INSTRUCTIONS FOR THE TASK - The entries that follow should be written out exactly.

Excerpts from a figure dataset
▼
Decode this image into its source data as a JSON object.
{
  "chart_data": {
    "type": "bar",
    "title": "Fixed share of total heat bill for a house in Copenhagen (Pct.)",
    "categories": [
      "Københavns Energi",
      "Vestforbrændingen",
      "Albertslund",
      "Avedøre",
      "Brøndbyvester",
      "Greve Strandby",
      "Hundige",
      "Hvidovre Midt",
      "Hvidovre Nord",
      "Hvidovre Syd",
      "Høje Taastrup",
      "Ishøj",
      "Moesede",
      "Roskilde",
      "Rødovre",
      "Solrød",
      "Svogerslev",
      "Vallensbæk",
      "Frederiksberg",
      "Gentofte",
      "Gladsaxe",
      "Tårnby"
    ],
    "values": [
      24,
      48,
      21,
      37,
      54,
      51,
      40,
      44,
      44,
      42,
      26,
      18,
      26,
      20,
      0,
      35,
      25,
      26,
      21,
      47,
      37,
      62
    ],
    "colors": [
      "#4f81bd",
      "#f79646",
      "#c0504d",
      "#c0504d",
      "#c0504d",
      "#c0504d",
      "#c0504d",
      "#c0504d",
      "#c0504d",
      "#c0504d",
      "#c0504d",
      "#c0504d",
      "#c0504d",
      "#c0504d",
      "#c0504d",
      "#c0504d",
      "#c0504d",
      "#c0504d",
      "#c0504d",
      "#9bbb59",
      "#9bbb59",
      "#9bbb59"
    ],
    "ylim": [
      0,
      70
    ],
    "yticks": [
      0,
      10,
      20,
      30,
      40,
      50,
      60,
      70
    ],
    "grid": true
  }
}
▲
WRITTEN ANSWER -
Decode this image into its source data as a JSON object.
{
  "chart_data": {
    "type": "bar",
    "title": "Fixed share of total heat bill for a house in Copenhagen (Pct.)",
    "categories": [
      "Københavns Energi",
      "Vestforbrændingen",
      "Albertslund",
      "Avedøre",
      "Brøndbyvester",
      "Greve Strandby",
      "Hundige",
      "Hvidovre Midt",
      "Hvidovre Nord",
      "Hvidovre Syd",
      "Høje Taastrup",
      "Ishøj",
      "Moesede",
      "Roskilde",
      "Rødovre",
      "Solrød",
      "Svogerslev",
      "Vallensbæk",
      "Frederiksberg",
      "Gentofte",
      "Gladsaxe",
      "Tårnby"
    ],
    "values": [
      24,
      48,
      21,
      37,
      54,
      51,
      40,
      44,
      44,
      42,
      26,
      18,
      26,
      20,
      0,
      35,
      25,
      26,
      21,
      47,
      37,
      62
    ],
    "colors": [
      "#4f81bd",
      "#f79646",
      "#c0504d",
      "#c0504d",
      "#c0504d",
      "#c0504d",
      "#c0504d",
      "#c0504d",
      "#c0504d",
      "#c0504d",
      "#c0504d",
      "#c0504d",
      "#c0504d",
      "#c0504d",
      "#c0504d",
      "#c0504d",
      "#c0504d",
      "#c0504d",
      "#c0504d",
      "#9bbb59",
      "#9bbb59",
      "#9bbb59"
    ],
    "ylim": [
      0,
      70
    ],
    "yticks": [
      0,
      10,
      20,
      30,
      40,
      50,
      60,
      70
    ],
    "grid": true
  }
}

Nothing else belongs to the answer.